**Records to process**
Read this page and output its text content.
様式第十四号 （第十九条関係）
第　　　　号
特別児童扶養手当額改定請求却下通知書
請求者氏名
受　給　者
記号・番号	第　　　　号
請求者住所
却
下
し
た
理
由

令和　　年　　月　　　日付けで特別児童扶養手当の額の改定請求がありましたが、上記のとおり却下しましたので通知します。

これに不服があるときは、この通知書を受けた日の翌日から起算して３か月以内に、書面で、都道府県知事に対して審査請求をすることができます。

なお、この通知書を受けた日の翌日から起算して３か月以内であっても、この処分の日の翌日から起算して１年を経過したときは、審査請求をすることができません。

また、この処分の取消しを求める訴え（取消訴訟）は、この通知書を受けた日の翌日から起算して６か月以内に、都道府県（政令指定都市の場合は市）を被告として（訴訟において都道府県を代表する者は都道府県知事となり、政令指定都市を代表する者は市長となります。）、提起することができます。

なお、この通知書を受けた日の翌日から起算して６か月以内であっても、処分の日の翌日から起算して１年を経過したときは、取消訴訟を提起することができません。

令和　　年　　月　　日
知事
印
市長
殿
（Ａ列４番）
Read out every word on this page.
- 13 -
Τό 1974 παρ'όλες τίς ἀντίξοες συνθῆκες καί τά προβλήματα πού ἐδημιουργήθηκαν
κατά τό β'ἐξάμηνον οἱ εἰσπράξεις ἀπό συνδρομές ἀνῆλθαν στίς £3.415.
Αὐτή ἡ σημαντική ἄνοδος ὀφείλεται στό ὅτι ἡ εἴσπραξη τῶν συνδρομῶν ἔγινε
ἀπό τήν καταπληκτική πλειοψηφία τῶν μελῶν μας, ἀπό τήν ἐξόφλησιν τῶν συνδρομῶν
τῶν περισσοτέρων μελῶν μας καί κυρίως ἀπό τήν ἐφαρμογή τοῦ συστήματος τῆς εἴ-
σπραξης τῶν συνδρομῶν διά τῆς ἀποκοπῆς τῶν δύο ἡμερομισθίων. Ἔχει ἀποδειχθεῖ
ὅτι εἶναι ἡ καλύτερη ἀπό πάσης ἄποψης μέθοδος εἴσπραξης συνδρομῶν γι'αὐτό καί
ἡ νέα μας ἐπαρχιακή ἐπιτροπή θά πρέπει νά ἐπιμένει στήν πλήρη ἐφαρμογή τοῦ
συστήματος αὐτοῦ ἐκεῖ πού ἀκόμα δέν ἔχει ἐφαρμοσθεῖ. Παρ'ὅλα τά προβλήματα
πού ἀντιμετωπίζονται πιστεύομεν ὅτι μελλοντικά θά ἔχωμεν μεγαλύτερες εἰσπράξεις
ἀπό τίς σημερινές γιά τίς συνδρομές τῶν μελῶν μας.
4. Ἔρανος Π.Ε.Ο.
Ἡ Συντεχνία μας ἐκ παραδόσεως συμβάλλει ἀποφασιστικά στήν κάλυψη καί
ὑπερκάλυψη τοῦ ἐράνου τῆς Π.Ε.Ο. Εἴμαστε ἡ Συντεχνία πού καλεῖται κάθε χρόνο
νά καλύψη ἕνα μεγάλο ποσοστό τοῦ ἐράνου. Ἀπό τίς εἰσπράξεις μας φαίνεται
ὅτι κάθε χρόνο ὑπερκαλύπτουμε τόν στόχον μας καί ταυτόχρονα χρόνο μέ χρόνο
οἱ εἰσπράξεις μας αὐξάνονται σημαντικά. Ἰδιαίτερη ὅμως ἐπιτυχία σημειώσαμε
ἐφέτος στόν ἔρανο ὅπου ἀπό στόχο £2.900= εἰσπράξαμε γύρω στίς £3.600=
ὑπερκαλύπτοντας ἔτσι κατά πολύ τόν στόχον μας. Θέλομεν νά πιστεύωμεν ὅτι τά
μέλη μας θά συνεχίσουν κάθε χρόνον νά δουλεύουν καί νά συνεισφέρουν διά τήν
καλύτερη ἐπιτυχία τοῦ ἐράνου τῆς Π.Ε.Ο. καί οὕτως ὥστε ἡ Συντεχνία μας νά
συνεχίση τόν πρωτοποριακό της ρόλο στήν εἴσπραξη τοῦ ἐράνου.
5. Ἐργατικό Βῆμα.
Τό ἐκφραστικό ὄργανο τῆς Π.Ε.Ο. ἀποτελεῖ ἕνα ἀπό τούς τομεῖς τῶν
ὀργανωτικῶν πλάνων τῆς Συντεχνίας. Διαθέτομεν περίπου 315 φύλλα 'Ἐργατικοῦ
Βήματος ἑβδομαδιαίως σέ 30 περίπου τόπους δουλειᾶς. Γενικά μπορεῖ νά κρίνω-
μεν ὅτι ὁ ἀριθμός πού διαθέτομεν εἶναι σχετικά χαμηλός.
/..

**Instructions for the task**
Each line from the one containing "Read out every word on this page." to the end of the records should be echoed exactly, and no other line.

**Right answer**
Read out every word on this page.
- 13 -
Τό 1974 παρ'όλες τίς ἀντίξοες συνθῆκες καί τά προβλήματα πού ἐδημιουργήθηκαν
κατά τό β'ἐξάμηνον οἱ εἰσπράξεις ἀπό συνδρομές ἀνῆλθαν στίς £3.415.
Αὐτή ἡ σημαντική ἄνοδος ὀφείλεται στό ὅτι ἡ εἴσπραξη τῶν συνδρομῶν ἔγινε
ἀπό τήν καταπληκτική πλειοψηφία τῶν μελῶν μας, ἀπό τήν ἐξόφλησιν τῶν συνδρομῶν
τῶν περισσοτέρων μελῶν μας καί κυρίως ἀπό τήν ἐφαρμογή τοῦ συστήματος τῆς εἴ-
σπραξης τῶν συνδρομῶν διά τῆς ἀποκοπῆς τῶν δύο ἡμερομισθίων. Ἔχει ἀποδειχθεῖ
ὅτι εἶναι ἡ καλύτερη ἀπό πάσης ἄποψης μέθοδος εἴσπραξης συνδρομῶν γι'αὐτό καί
ἡ νέα μας ἐπαρχιακή ἐπιτροπή θά πρέπει νά ἐπιμένει στήν πλήρη ἐφαρμογή τοῦ
συστήματος αὐτοῦ ἐκεῖ πού ἀκόμα δέν ἔχει ἐφαρμοσθεῖ. Παρ'ὅλα τά προβλήματα
πού ἀντιμετωπίζονται πιστεύομεν ὅτι μελλοντικά θά ἔχωμεν μεγαλύτερες εἰσπράξεις
ἀπό τίς σημερινές γιά τίς συνδρομές τῶν μελῶν μας.
4. Ἔρανος Π.Ε.Ο.
Ἡ Συντεχνία μας ἐκ παραδόσεως συμβάλλει ἀποφασιστικά στήν κάλυψη καί
ὑπερκάλυψη τοῦ ἐράνου τῆς Π.Ε.Ο. Εἴμαστε ἡ Συντεχνία πού καλεῖται κάθε χρόνο
νά καλύψη ἕνα μεγάλο ποσοστό τοῦ ἐράνου. Ἀπό τίς εἰσπράξεις μας φαίνεται
ὅτι κάθε χρόνο ὑπερκαλύπτουμε τόν στόχον μας καί ταυτόχρονα χρόνο μέ χρόνο
οἱ εἰσπράξεις μας αὐξάνονται σημαντικά. Ἰδιαίτερη ὅμως ἐπιτυχία σημειώσαμε
ἐφέτος στόν ἔρανο ὅπου ἀπό στόχο £2.900= εἰσπράξαμε γύρω στίς £3.600=
ὑπερκαλύπτοντας ἔτσι κατά πολύ τόν στόχον μας. Θέλομεν νά πιστεύωμεν ὅτι τά
μέλη μας θά συνεχίσουν κάθε χρόνον νά δουλεύουν καί νά συνεισφέρουν διά τήν
καλύτερη ἐπιτυχία τοῦ ἐράνου τῆς Π.Ε.Ο. καί οὕτως ὥστε ἡ Συντεχνία μας νά
συνεχίση τόν πρωτοποριακό της ρόλο στήν εἴσπραξη τοῦ ἐράνου.
5. Ἐργατικό Βῆμα.
Τό ἐκφραστικό ὄργανο τῆς Π.Ε.Ο. ἀποτελεῖ ἕνα ἀπό τούς τομεῖς τῶν
ὀργανωτικῶν πλάνων τῆς Συντεχνίας. Διαθέτομεν περίπου 315 φύλλα 'Ἐργατικοῦ
Βήματος ἑβδομαδιαίως σέ 30 περίπου τόπους δουλειᾶς. Γενικά μπορεῖ νά κρίνω-
μεν ὅτι ὁ ἀριθμός πού διαθέτομεν εἶναι σχετικά χαμηλός.
/..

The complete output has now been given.